Exercise prompt:
Extract the text of every entry below exactly; leave images out.

Dataset entries:

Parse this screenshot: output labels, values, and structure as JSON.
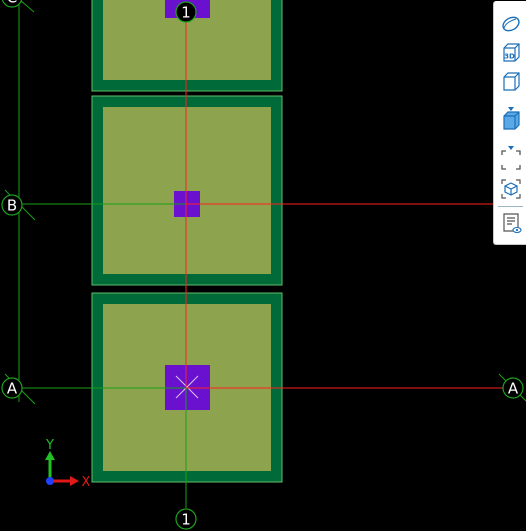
{
  "grid": {
    "axes": [
      {
        "id": "axis-1-top-bubble",
        "label": "1"
      },
      {
        "id": "axis-1-bottom-bubble",
        "label": "1"
      },
      {
        "id": "axis-b-left-bubble",
        "label": "B"
      },
      {
        "id": "axis-a-left-bubble",
        "label": "A"
      },
      {
        "id": "axis-a-right-bubble",
        "label": "A"
      },
      {
        "id": "axis-c-left-bubble",
        "label": "C"
      }
    ]
  },
  "ucs": {
    "x_label": "X",
    "y_label": "Y"
  },
  "colors": {
    "background": "#000000",
    "footing_outer": "#006a38",
    "footing_inner": "#8ea34e",
    "footing_edge": "#5fbf6a",
    "column": "#6a11cf",
    "grid_line_x": "#ff2020",
    "grid_line_y": "#18a018",
    "bubble": "#1fa01f",
    "toolbar_icon": "#1a6fb8"
  },
  "toolbar": {
    "items": [
      {
        "name": "orbit-icon"
      },
      {
        "name": "3d-view-icon",
        "label": "3D"
      },
      {
        "name": "view-cube-icon"
      },
      {
        "name": "shaded-box-icon"
      },
      {
        "name": "zoom-extents-icon"
      },
      {
        "name": "isolate-object-icon"
      },
      {
        "name": "properties-view-icon"
      }
    ]
  }
}
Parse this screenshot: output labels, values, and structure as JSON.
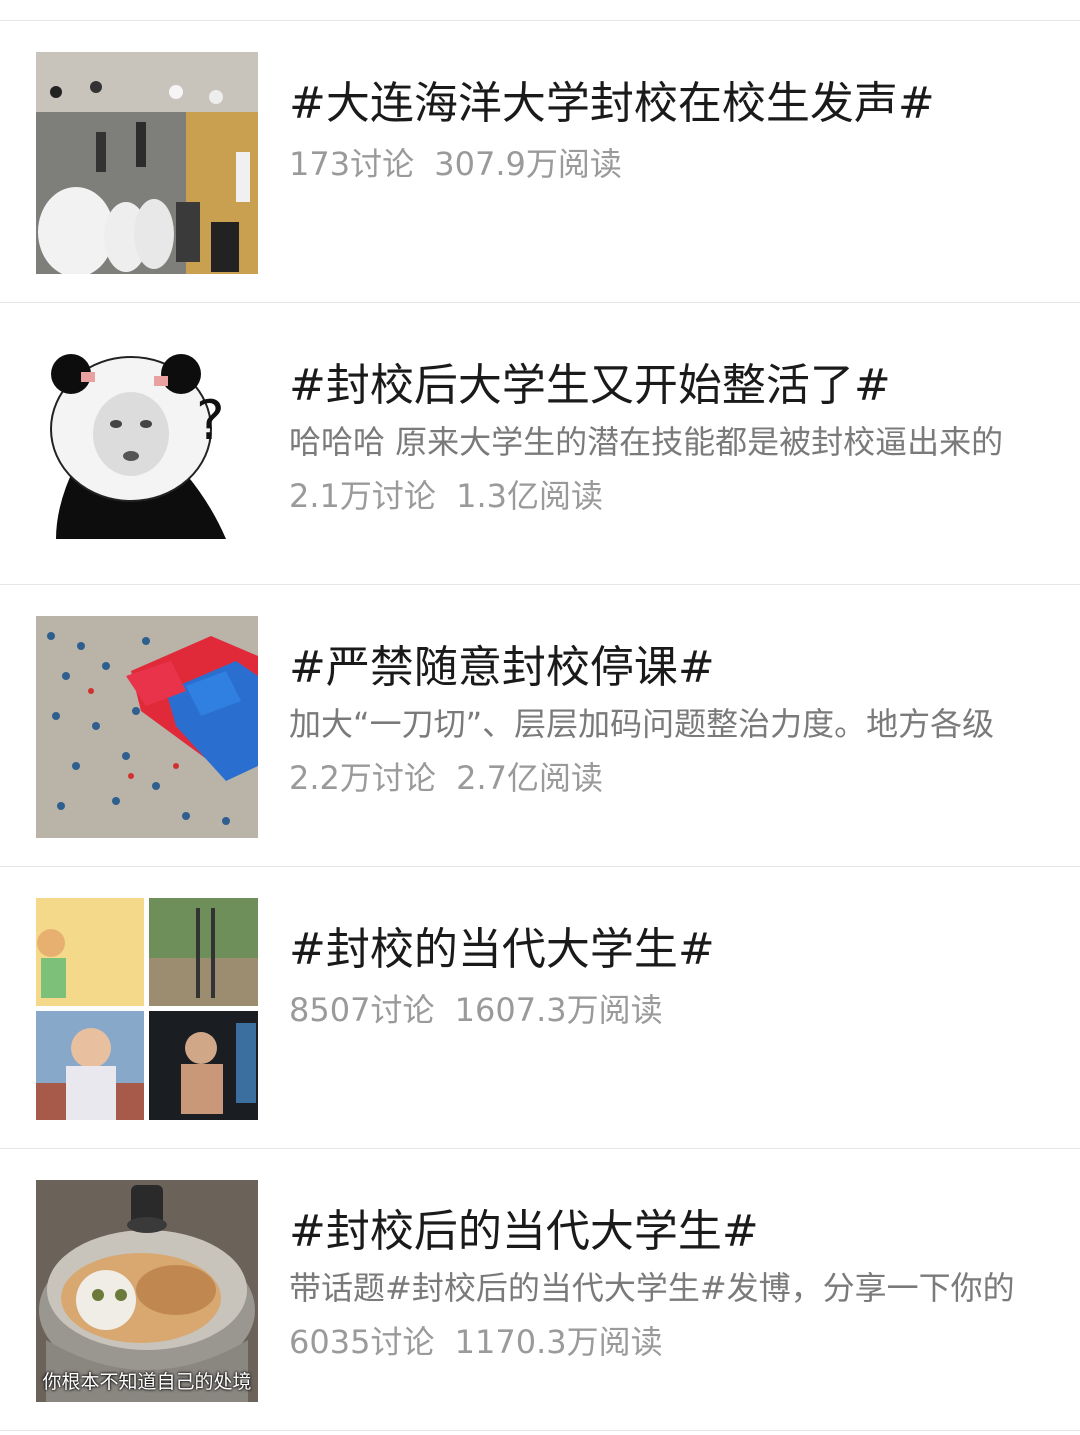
{
  "topics": [
    {
      "title": "#大连海洋大学封校在校生发声#",
      "desc": "",
      "discussions": "173讨论",
      "reads": "307.9万阅读",
      "thumb_caption": ""
    },
    {
      "title": "#封校后大学生又开始整活了#",
      "desc": "哈哈哈 原来大学生的潜在技能都是被封校逼出来的",
      "discussions": "2.1万讨论",
      "reads": "1.3亿阅读",
      "thumb_caption": ""
    },
    {
      "title": "#严禁随意封校停课#",
      "desc": "加大“一刀切”、层层加码问题整治力度。地方各级",
      "discussions": "2.2万讨论",
      "reads": "2.7亿阅读",
      "thumb_caption": ""
    },
    {
      "title": "#封校的当代大学生#",
      "desc": "",
      "discussions": "8507讨论",
      "reads": "1607.3万阅读",
      "thumb_caption": ""
    },
    {
      "title": "#封校后的当代大学生#",
      "desc": "带话题#封校后的当代大学生#发博，分享一下你的",
      "discussions": "6035讨论",
      "reads": "1170.3万阅读",
      "thumb_caption": "你根本不知道自己的处境"
    }
  ]
}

Output of the task:
Parse this screenshot: output labels, values, and structure as JSON.
{
  "grid": {
    "axes": [
      {
        "id": "axis-1-top-bubble",
        "label": "1"
      },
      {
        "id": "axis-1-bottom-bubble",
        "label": "1"
      },
      {
        "id": "axis-b-left-bubble",
        "label": "B"
      },
      {
        "id": "axis-a-left-bubble",
        "label": "A"
      },
      {
        "id": "axis-a-right-bubble",
        "label": "A"
      },
      {
        "id": "axis-c-left-bubble",
        "label": "C"
      }
    ]
  },
  "ucs": {
    "x_label": "X",
    "y_label": "Y"
  },
  "colors": {
    "background": "#000000",
    "footing_outer": "#006a38",
    "footing_inner": "#8ea34e",
    "footing_edge": "#5fbf6a",
    "column": "#6a11cf",
    "grid_line_x": "#ff2020",
    "grid_line_y": "#18a018",
    "bubble": "#1fa01f",
    "toolbar_icon": "#1a6fb8"
  },
  "toolbar": {
    "items": [
      {
        "name": "orbit-icon"
      },
      {
        "name": "3d-view-icon",
        "label": "3D"
      },
      {
        "name": "view-cube-icon"
      },
      {
        "name": "shaded-box-icon"
      },
      {
        "name": "zoom-extents-icon"
      },
      {
        "name": "isolate-object-icon"
      },
      {
        "name": "properties-view-icon"
      }
    ]
  }
}
Parse this screenshot: output labels, values, and structure as JSON.
{
  "topics": [
    {
      "title": "#大连海洋大学封校在校生发声#",
      "desc": "",
      "discussions": "173讨论",
      "reads": "307.9万阅读",
      "thumb_caption": ""
    },
    {
      "title": "#封校后大学生又开始整活了#",
      "desc": "哈哈哈 原来大学生的潜在技能都是被封校逼出来的",
      "discussions": "2.1万讨论",
      "reads": "1.3亿阅读",
      "thumb_caption": ""
    },
    {
      "title": "#严禁随意封校停课#",
      "desc": "加大“一刀切”、层层加码问题整治力度。地方各级",
      "discussions": "2.2万讨论",
      "reads": "2.7亿阅读",
      "thumb_caption": ""
    },
    {
      "title": "#封校的当代大学生#",
      "desc": "",
      "discussions": "8507讨论",
      "reads": "1607.3万阅读",
      "thumb_caption": ""
    },
    {
      "title": "#封校后的当代大学生#",
      "desc": "带话题#封校后的当代大学生#发博，分享一下你的",
      "discussions": "6035讨论",
      "reads": "1170.3万阅读",
      "thumb_caption": "你根本不知道自己的处境"
    }
  ]
}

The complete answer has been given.